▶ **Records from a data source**
════
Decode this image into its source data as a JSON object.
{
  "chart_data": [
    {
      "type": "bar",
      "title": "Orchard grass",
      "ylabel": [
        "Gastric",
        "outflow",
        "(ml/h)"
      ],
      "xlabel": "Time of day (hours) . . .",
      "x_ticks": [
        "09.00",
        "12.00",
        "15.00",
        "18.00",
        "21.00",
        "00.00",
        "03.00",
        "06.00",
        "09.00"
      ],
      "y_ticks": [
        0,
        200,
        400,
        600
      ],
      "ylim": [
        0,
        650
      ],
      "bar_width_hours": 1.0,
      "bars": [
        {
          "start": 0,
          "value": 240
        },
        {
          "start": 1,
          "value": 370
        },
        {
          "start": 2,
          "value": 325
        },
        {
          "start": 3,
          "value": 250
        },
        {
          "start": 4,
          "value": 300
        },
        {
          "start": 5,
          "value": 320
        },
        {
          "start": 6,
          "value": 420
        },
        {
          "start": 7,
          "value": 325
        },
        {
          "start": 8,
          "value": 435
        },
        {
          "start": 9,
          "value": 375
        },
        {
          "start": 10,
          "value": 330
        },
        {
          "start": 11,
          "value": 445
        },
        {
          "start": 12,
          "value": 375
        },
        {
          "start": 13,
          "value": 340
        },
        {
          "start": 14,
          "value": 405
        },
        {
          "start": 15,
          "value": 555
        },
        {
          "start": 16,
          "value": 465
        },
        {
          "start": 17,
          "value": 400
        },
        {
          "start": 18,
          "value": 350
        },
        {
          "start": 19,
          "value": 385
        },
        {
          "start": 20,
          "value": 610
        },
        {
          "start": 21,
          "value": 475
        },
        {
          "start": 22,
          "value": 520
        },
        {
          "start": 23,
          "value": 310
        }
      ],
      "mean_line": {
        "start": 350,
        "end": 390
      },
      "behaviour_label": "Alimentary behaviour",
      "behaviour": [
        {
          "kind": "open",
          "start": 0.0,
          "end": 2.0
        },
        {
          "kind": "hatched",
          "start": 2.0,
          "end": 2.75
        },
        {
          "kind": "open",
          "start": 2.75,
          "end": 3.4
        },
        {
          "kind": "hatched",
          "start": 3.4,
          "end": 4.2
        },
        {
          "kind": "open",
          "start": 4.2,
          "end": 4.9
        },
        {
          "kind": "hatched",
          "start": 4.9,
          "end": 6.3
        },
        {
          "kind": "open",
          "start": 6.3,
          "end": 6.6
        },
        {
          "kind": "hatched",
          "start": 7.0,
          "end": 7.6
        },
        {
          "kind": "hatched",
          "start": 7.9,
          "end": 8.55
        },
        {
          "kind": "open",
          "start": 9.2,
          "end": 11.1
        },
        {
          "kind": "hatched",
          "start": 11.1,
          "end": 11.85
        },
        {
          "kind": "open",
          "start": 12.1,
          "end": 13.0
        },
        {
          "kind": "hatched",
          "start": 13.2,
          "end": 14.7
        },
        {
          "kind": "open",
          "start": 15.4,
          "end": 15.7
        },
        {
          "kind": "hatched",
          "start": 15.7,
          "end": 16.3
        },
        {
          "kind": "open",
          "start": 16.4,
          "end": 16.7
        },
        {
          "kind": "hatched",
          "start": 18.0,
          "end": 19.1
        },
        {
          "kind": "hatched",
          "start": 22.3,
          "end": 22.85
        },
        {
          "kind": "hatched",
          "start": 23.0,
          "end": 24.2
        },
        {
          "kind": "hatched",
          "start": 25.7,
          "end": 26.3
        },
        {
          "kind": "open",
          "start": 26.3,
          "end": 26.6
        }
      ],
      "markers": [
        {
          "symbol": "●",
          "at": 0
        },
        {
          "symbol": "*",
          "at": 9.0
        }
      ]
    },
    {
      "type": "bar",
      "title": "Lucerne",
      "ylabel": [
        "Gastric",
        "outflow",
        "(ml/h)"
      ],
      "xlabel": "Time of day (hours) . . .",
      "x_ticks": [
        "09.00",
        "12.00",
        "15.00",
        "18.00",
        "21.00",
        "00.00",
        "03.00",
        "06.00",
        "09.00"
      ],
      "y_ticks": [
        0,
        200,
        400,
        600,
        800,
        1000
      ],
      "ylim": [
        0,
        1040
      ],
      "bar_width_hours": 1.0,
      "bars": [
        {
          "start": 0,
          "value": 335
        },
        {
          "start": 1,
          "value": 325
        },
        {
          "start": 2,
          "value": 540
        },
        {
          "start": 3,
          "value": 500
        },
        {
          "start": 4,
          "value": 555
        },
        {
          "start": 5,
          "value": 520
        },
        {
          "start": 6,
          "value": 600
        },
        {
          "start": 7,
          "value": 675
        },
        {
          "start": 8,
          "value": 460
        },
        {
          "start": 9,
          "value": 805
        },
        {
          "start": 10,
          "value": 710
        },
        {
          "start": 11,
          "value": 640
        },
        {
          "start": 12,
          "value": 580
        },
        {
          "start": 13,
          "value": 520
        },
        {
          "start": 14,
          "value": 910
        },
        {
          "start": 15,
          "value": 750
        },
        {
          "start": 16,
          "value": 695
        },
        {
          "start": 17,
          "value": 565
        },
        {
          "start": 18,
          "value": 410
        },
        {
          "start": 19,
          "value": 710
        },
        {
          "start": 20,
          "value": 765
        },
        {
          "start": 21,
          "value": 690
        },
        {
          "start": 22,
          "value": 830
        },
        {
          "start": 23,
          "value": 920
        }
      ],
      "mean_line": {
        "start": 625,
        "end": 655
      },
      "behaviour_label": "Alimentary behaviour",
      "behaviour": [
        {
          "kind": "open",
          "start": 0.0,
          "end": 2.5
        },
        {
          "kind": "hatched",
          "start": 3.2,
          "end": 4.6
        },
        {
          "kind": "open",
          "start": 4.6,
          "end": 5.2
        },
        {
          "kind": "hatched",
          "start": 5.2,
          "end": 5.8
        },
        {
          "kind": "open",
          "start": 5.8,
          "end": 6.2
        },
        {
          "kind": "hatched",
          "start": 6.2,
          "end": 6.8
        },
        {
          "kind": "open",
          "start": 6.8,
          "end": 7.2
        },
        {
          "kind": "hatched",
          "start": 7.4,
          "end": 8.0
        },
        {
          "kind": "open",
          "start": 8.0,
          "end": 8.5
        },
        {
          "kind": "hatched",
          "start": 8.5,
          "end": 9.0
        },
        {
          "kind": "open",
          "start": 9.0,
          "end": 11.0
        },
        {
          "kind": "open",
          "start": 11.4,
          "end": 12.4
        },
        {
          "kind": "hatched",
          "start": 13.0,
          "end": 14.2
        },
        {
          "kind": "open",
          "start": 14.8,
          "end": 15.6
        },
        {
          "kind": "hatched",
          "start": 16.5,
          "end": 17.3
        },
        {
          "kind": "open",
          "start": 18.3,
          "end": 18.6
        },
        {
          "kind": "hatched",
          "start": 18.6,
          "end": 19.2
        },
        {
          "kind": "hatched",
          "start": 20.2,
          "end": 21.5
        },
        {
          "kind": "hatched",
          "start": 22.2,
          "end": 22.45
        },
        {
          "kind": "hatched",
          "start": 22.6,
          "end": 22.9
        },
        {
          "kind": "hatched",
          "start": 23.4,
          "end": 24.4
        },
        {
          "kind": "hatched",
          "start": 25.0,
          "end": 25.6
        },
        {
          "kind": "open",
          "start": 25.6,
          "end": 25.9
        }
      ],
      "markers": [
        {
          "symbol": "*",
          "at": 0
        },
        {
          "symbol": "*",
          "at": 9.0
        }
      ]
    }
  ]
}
════
Quote each line of the listing above exactly.

Decode this image into its source data as a JSON object.
{
  "chart_data": [
    {
      "type": "bar",
      "title": "Orchard grass",
      "ylabel": [
        "Gastric",
        "outflow",
        "(ml/h)"
      ],
      "xlabel": "Time of day (hours) . . .",
      "x_ticks": [
        "09.00",
        "12.00",
        "15.00",
        "18.00",
        "21.00",
        "00.00",
        "03.00",
        "06.00",
        "09.00"
      ],
      "y_ticks": [
        0,
        200,
        400,
        600
      ],
      "ylim": [
        0,
        650
      ],
      "bar_width_hours": 1.0,
      "bars": [
        {
          "start": 0,
          "value": 240
        },
        {
          "start": 1,
          "value": 370
        },
        {
          "start": 2,
          "value": 325
        },
        {
          "start": 3,
          "value": 250
        },
        {
          "start": 4,
          "value": 300
        },
        {
          "start": 5,
          "value": 320
        },
        {
          "start": 6,
          "value": 420
        },
        {
          "start": 7,
          "value": 325
        },
        {
          "start": 8,
          "value": 435
        },
        {
          "start": 9,
          "value": 375
        },
        {
          "start": 10,
          "value": 330
        },
        {
          "start": 11,
          "value": 445
        },
        {
          "start": 12,
          "value": 375
        },
        {
          "start": 13,
          "value": 340
        },
        {
          "start": 14,
          "value": 405
        },
        {
          "start": 15,
          "value": 555
        },
        {
          "start": 16,
          "value": 465
        },
        {
          "start": 17,
          "value": 400
        },
        {
          "start": 18,
          "value": 350
        },
        {
          "start": 19,
          "value": 385
        },
        {
          "start": 20,
          "value": 610
        },
        {
          "start": 21,
          "value": 475
        },
        {
          "start": 22,
          "value": 520
        },
        {
          "start": 23,
          "value": 310
        }
      ],
      "mean_line": {
        "start": 350,
        "end": 390
      },
      "behaviour_label": "Alimentary behaviour",
      "behaviour": [
        {
          "kind": "open",
          "start": 0.0,
          "end": 2.0
        },
        {
          "kind": "hatched",
          "start": 2.0,
          "end": 2.75
        },
        {
          "kind": "open",
          "start": 2.75,
          "end": 3.4
        },
        {
          "kind": "hatched",
          "start": 3.4,
          "end": 4.2
        },
        {
          "kind": "open",
          "start": 4.2,
          "end": 4.9
        },
        {
          "kind": "hatched",
          "start": 4.9,
          "end": 6.3
        },
        {
          "kind": "open",
          "start": 6.3,
          "end": 6.6
        },
        {
          "kind": "hatched",
          "start": 7.0,
          "end": 7.6
        },
        {
          "kind": "hatched",
          "start": 7.9,
          "end": 8.55
        },
        {
          "kind": "open",
          "start": 9.2,
          "end": 11.1
        },
        {
          "kind": "hatched",
          "start": 11.1,
          "end": 11.85
        },
        {
          "kind": "open",
          "start": 12.1,
          "end": 13.0
        },
        {
          "kind": "hatched",
          "start": 13.2,
          "end": 14.7
        },
        {
          "kind": "open",
          "start": 15.4,
          "end": 15.7
        },
        {
          "kind": "hatched",
          "start": 15.7,
          "end": 16.3
        },
        {
          "kind": "open",
          "start": 16.4,
          "end": 16.7
        },
        {
          "kind": "hatched",
          "start": 18.0,
          "end": 19.1
        },
        {
          "kind": "hatched",
          "start": 22.3,
          "end": 22.85
        },
        {
          "kind": "hatched",
          "start": 23.0,
          "end": 24.2
        },
        {
          "kind": "hatched",
          "start": 25.7,
          "end": 26.3
        },
        {
          "kind": "open",
          "start": 26.3,
          "end": 26.6
        }
      ],
      "markers": [
        {
          "symbol": "●",
          "at": 0
        },
        {
          "symbol": "*",
          "at": 9.0
        }
      ]
    },
    {
      "type": "bar",
      "title": "Lucerne",
      "ylabel": [
        "Gastric",
        "outflow",
        "(ml/h)"
      ],
      "xlabel": "Time of day (hours) . . .",
      "x_ticks": [
        "09.00",
        "12.00",
        "15.00",
        "18.00",
        "21.00",
        "00.00",
        "03.00",
        "06.00",
        "09.00"
      ],
      "y_ticks": [
        0,
        200,
        400,
        600,
        800,
        1000
      ],
      "ylim": [
        0,
        1040
      ],
      "bar_width_hours": 1.0,
      "bars": [
        {
          "start": 0,
          "value": 335
        },
        {
          "start": 1,
          "value": 325
        },
        {
          "start": 2,
          "value": 540
        },
        {
          "start": 3,
          "value": 500
        },
        {
          "start": 4,
          "value": 555
        },
        {
          "start": 5,
          "value": 520
        },
        {
          "start": 6,
          "value": 600
        },
        {
          "start": 7,
          "value": 675
        },
        {
          "start": 8,
          "value": 460
        },
        {
          "start": 9,
          "value": 805
        },
        {
          "start": 10,
          "value": 710
        },
        {
          "start": 11,
          "value": 640
        },
        {
          "start": 12,
          "value": 580
        },
        {
          "start": 13,
          "value": 520
        },
        {
          "start": 14,
          "value": 910
        },
        {
          "start": 15,
          "value": 750
        },
        {
          "start": 16,
          "value": 695
        },
        {
          "start": 17,
          "value": 565
        },
        {
          "start": 18,
          "value": 410
        },
        {
          "start": 19,
          "value": 710
        },
        {
          "start": 20,
          "value": 765
        },
        {
          "start": 21,
          "value": 690
        },
        {
          "start": 22,
          "value": 830
        },
        {
          "start": 23,
          "value": 920
        }
      ],
      "mean_line": {
        "start": 625,
        "end": 655
      },
      "behaviour_label": "Alimentary behaviour",
      "behaviour": [
        {
          "kind": "open",
          "start": 0.0,
          "end": 2.5
        },
        {
          "kind": "hatched",
          "start": 3.2,
          "end": 4.6
        },
        {
          "kind": "open",
          "start": 4.6,
          "end": 5.2
        },
        {
          "kind": "hatched",
          "start": 5.2,
          "end": 5.8
        },
        {
          "kind": "open",
          "start": 5.8,
          "end": 6.2
        },
        {
          "kind": "hatched",
          "start": 6.2,
          "end": 6.8
        },
        {
          "kind": "open",
          "start": 6.8,
          "end": 7.2
        },
        {
          "kind": "hatched",
          "start": 7.4,
          "end": 8.0
        },
        {
          "kind": "open",
          "start": 8.0,
          "end": 8.5
        },
        {
          "kind": "hatched",
          "start": 8.5,
          "end": 9.0
        },
        {
          "kind": "open",
          "start": 9.0,
          "end": 11.0
        },
        {
          "kind": "open",
          "start": 11.4,
          "end": 12.4
        },
        {
          "kind": "hatched",
          "start": 13.0,
          "end": 14.2
        },
        {
          "kind": "open",
          "start": 14.8,
          "end": 15.6
        },
        {
          "kind": "hatched",
          "start": 16.5,
          "end": 17.3
        },
        {
          "kind": "open",
          "start": 18.3,
          "end": 18.6
        },
        {
          "kind": "hatched",
          "start": 18.6,
          "end": 19.2
        },
        {
          "kind": "hatched",
          "start": 20.2,
          "end": 21.5
        },
        {
          "kind": "hatched",
          "start": 22.2,
          "end": 22.45
        },
        {
          "kind": "hatched",
          "start": 22.6,
          "end": 22.9
        },
        {
          "kind": "hatched",
          "start": 23.4,
          "end": 24.4
        },
        {
          "kind": "hatched",
          "start": 25.0,
          "end": 25.6
        },
        {
          "kind": "open",
          "start": 25.6,
          "end": 25.9
        }
      ],
      "markers": [
        {
          "symbol": "*",
          "at": 0
        },
        {
          "symbol": "*",
          "at": 9.0
        }
      ]
    }
  ]
}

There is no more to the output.